> [ISTRUZIONE A]: Riproduca fedelmente, nei record, il tratto che va dalla riga contenente "Circle shape — [88, 433, 102, 447]" fino alla riga contenente "Circle shape — [218, 317, 232, 331]", entrambe incluse.

Chi non conosce il film penserà: ma è una situazione già vista altre volte! Già, ma non ha fatto i conti con la scrittura della Fennell. In un crescendo di eventi, di personaggi squinternati (non si salva nessuno), di ricevimenti con spreco di cibo, bevande e intrattenimenti, si ha modo di conoscere il carattere e il comportamento dei vari personaggi che lì vi abitano o che vivono in qualità di ospiti. Di ognuno di loro, a partire dal capofamiglia Sir James Catton (Richard E. Grant) e continuando con la consorte Lady Elspeth (Rosamund Pike), la sorella di Felix Venetia (Alison Oliver), poi il giovane cugino Farleigh (Archie Madekwe) e la stravagante ospite (l’aggettivo è molto riduttivo) Pamela (Carey Mulligan, ancora una volta fuori dalle righe per questa regista). Per tutti questi ci vorrebbe un capitolo a parte per poterli descrivere. Tutta la storia gira intorno alla coppia amicale Oliver-Felix, che ha alti e bassi, a seconda dei dialoghi e delle incomprensioni (solo apparenti, tutto è studiato da parte del primo), ma soprattutto coppia contrassegnata da un serpeggiante e incombente attrazione fisica che ha del morboso. Il micidiale Barry Keoghan aveva iniziato con il suo personaggio che sembrava un ragazzo sfortunato ed educato (persino con gli occhiali da studente nerd), dopo, invadendo gli spazi psicologici altrui, assume la difformità corporea e mentale già disegnata da Lanthimos e McDonagh, cioè la figura che meglio sa esprimere, con l’invadenza invisibile ma prepotente, l’accorciamento della distanza che diventa opprimente, lo sguardo curioso e incuriosito, l’indifferenza che aggredisce, il ciondolio e il gesticolio dell’insane. Dove vuole arrivare? Qual è il suo scopo? Oltre che masturbarsi sulle tombe, provocare eroticamente l’interlocut(ore/rice), stabilire la somma equa per sparire dalla circolazione… Ogni passo ulteriore è spoiler.

> [ISTRUZIONE B]:
Risponda alle seguenti domande basandosi sull'estratto della pagina:
(i) Quale attrice interpreta Lady Elspeth?
(ii) Che cosa porta inizialmente il personaggio di Barry Keoghan, secondo l'estratto?
(iii) Intorno a quale coppia gira tutta la storia?

> [MATERIALE PRESENTATO]:
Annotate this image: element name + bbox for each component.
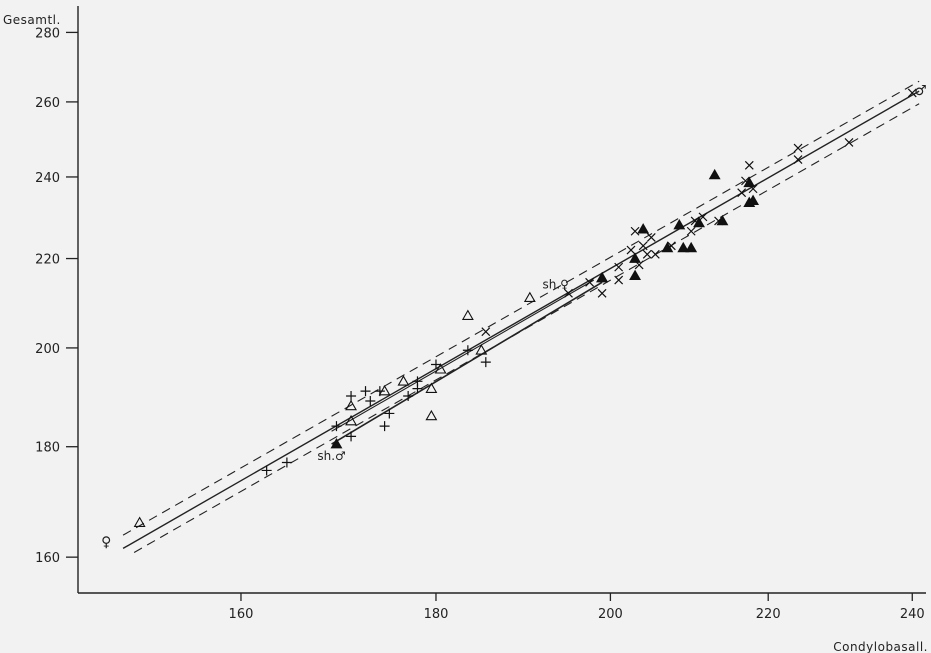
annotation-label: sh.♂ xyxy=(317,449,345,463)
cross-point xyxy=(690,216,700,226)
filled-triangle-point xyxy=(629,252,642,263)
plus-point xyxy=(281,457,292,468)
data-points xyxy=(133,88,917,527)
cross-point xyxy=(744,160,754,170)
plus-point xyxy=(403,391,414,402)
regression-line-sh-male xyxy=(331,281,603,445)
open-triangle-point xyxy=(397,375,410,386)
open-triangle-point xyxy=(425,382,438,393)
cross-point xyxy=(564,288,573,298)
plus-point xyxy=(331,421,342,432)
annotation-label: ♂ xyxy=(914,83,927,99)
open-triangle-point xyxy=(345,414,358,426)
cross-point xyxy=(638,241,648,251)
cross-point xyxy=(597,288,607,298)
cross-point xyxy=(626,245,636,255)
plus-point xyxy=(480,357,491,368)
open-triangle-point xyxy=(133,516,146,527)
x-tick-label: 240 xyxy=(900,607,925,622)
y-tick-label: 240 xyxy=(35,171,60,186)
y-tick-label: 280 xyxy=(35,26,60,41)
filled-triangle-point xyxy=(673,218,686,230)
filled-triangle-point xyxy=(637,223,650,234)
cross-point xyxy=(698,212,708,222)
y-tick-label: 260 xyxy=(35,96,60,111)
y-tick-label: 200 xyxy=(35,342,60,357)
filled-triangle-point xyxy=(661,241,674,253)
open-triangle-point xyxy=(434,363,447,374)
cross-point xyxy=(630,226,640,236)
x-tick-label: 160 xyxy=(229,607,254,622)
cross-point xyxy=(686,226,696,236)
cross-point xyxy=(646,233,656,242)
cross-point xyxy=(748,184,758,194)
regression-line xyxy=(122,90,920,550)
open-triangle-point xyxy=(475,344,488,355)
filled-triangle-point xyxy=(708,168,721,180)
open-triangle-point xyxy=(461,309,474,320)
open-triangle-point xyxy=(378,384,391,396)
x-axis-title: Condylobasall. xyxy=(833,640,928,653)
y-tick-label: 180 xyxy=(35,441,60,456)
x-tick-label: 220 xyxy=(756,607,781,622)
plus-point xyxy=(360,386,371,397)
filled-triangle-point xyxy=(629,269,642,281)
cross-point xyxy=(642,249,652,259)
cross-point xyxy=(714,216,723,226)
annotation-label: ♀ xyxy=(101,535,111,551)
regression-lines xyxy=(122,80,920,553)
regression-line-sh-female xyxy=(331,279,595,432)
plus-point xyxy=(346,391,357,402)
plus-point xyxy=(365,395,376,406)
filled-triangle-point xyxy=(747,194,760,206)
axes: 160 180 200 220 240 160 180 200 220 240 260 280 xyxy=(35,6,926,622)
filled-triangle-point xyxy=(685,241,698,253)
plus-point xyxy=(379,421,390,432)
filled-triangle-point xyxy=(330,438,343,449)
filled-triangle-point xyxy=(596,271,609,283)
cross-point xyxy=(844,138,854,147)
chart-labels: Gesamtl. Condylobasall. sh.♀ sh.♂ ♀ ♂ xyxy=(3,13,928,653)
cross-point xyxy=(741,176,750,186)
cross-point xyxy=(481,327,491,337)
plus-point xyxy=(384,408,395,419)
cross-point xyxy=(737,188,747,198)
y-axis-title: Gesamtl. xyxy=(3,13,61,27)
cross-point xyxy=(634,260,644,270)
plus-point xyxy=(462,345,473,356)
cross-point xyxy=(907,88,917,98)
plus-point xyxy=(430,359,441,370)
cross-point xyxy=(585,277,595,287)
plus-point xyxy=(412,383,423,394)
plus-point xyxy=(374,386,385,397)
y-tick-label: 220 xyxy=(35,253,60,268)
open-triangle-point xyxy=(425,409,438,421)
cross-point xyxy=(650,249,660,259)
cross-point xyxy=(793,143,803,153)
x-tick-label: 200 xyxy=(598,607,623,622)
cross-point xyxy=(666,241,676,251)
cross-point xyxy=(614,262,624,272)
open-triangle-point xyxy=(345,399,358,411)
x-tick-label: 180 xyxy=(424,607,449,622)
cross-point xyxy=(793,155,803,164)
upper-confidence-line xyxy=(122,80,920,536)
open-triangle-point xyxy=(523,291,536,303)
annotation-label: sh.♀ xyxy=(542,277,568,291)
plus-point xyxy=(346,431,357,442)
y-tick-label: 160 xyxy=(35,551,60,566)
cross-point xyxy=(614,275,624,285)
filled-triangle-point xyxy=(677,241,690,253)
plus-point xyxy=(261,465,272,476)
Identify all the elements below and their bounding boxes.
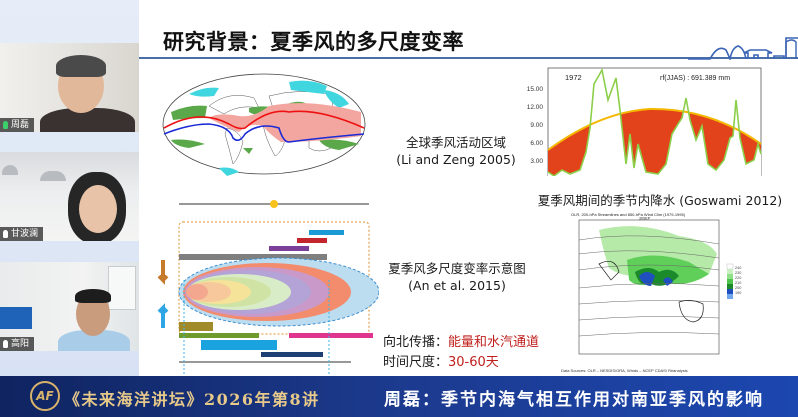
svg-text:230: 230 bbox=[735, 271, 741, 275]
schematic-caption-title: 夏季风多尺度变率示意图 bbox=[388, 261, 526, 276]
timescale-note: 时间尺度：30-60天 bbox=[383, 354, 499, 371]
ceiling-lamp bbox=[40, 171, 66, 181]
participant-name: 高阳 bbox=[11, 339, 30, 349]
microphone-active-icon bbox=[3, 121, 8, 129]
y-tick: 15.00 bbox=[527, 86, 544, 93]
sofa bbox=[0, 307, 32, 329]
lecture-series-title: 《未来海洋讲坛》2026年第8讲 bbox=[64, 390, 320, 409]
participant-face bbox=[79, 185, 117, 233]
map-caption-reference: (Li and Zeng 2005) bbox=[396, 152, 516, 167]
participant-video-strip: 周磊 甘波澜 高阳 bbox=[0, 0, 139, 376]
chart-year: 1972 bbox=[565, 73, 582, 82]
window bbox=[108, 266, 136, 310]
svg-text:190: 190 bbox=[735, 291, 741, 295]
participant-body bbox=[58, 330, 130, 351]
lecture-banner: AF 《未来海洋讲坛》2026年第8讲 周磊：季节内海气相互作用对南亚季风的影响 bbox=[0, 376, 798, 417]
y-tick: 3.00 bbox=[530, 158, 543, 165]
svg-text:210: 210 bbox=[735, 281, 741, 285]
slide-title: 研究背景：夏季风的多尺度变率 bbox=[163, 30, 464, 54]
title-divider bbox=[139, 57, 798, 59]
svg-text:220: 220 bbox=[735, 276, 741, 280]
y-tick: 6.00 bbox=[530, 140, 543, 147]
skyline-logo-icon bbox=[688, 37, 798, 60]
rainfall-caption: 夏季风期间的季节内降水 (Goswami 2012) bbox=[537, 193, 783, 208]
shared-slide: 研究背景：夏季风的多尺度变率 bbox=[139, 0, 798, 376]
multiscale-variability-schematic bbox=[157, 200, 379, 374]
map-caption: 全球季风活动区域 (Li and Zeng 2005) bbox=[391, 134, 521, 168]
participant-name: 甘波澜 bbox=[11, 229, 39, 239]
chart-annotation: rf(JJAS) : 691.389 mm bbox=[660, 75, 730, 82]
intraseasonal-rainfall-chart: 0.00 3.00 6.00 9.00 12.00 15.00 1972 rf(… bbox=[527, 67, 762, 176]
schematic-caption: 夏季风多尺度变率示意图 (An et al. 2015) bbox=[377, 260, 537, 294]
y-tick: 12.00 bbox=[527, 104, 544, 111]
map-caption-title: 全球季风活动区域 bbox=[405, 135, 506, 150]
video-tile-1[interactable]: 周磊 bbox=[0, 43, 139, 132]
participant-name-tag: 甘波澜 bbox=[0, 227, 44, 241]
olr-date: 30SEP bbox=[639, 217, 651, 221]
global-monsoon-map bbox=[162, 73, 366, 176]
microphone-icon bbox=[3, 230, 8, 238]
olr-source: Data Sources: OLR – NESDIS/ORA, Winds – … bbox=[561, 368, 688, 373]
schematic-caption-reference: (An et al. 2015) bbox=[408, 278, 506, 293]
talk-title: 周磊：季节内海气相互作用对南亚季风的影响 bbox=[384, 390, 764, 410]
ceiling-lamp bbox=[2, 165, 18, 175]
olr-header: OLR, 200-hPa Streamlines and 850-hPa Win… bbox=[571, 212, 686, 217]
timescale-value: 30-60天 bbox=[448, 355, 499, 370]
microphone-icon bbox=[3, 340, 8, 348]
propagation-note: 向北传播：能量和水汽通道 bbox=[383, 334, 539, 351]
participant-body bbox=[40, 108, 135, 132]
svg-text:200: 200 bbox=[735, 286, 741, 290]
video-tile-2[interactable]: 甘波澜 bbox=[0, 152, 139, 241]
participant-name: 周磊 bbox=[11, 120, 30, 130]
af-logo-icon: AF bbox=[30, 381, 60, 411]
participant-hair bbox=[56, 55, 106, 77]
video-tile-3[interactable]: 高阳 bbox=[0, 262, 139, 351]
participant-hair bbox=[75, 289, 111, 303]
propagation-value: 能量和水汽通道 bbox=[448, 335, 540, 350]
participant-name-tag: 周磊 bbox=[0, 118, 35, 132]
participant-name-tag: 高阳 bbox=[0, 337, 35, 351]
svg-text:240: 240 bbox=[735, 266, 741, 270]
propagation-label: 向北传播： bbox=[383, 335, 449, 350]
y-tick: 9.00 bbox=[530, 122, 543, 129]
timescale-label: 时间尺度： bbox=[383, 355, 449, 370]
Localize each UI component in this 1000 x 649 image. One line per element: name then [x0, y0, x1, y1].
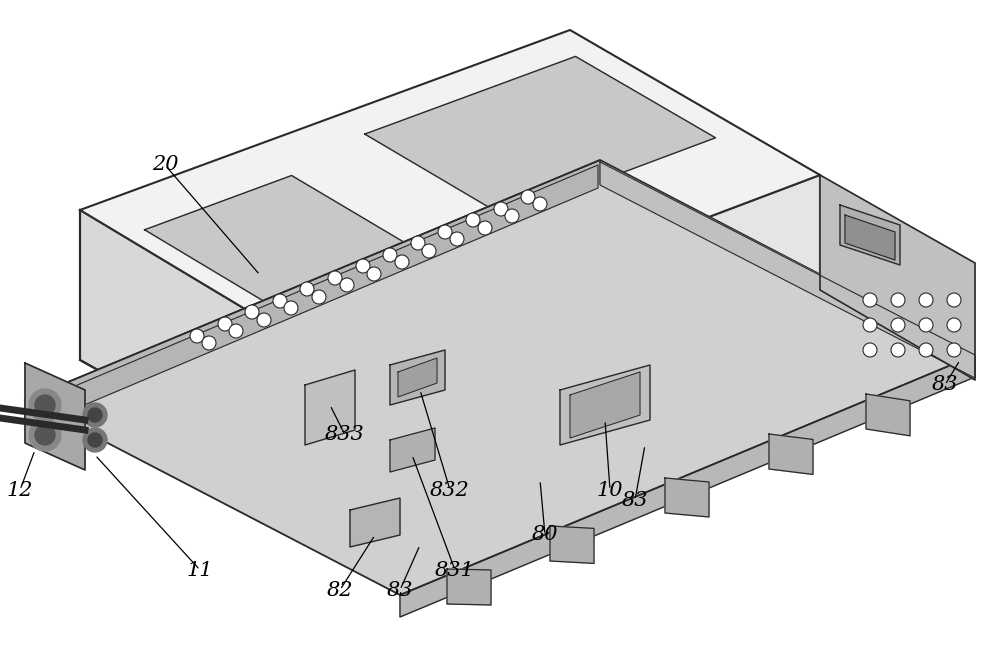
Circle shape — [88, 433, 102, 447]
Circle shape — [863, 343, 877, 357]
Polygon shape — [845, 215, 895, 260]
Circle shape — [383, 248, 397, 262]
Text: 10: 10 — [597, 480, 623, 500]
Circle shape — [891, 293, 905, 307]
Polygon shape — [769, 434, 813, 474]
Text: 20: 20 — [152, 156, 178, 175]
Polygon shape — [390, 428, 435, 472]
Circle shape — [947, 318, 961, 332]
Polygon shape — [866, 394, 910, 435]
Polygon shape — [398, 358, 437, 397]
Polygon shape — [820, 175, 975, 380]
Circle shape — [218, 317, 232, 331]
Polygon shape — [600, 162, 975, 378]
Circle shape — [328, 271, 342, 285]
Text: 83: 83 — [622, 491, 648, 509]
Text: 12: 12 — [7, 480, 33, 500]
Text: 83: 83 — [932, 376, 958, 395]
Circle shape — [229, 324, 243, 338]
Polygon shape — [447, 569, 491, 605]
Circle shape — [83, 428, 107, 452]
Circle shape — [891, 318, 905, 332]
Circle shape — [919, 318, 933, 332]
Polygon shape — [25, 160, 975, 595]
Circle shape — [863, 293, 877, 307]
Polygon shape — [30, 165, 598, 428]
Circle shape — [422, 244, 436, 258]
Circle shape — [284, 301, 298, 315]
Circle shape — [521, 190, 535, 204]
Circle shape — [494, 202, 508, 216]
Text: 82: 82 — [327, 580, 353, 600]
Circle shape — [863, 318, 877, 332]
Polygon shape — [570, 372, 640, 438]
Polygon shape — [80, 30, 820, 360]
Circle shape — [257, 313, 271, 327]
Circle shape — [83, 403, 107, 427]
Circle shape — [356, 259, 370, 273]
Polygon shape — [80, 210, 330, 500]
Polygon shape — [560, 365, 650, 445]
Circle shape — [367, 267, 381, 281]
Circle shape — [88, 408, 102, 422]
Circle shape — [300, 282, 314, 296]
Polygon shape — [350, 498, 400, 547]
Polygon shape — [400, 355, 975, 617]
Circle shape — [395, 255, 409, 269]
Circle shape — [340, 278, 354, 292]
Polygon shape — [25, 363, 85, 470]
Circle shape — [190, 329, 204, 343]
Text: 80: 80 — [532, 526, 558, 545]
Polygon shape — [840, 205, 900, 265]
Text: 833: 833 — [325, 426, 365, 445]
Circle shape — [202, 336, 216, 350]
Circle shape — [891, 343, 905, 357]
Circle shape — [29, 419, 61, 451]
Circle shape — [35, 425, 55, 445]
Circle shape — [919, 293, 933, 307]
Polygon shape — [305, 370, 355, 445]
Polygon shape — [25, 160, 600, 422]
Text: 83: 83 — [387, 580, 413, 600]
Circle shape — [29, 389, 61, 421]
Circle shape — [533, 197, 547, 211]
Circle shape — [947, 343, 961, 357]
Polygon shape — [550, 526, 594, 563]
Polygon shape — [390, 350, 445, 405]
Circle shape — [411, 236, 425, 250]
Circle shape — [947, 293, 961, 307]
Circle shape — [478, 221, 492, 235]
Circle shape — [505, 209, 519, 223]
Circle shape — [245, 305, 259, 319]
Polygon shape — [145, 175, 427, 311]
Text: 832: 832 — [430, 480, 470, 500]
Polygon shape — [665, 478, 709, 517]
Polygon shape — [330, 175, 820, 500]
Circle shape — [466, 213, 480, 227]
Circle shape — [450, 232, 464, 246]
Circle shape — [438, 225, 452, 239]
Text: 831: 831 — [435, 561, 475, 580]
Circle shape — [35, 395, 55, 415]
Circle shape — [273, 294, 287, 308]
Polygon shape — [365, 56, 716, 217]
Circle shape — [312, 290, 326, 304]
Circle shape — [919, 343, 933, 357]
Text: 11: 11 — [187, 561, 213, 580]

> [SOLUZIONE DEL COMPITO A]:
Circle shape — [88, 433, 102, 447]
Circle shape — [863, 343, 877, 357]
Polygon shape — [845, 215, 895, 260]
Circle shape — [383, 248, 397, 262]
Text: 10: 10 — [597, 480, 623, 500]
Circle shape — [891, 293, 905, 307]
Polygon shape — [769, 434, 813, 474]
Text: 20: 20 — [152, 156, 178, 175]
Polygon shape — [390, 428, 435, 472]
Circle shape — [947, 318, 961, 332]
Polygon shape — [866, 394, 910, 435]
Polygon shape — [398, 358, 437, 397]
Polygon shape — [820, 175, 975, 380]
Circle shape — [218, 317, 232, 331]

> [SOLUZIONE DEL COMPITO B]:
(i) Rosamund Pike.
(ii) Gli occhiali da studente nerd.
(iii) La coppia amicale Oliver-Felix.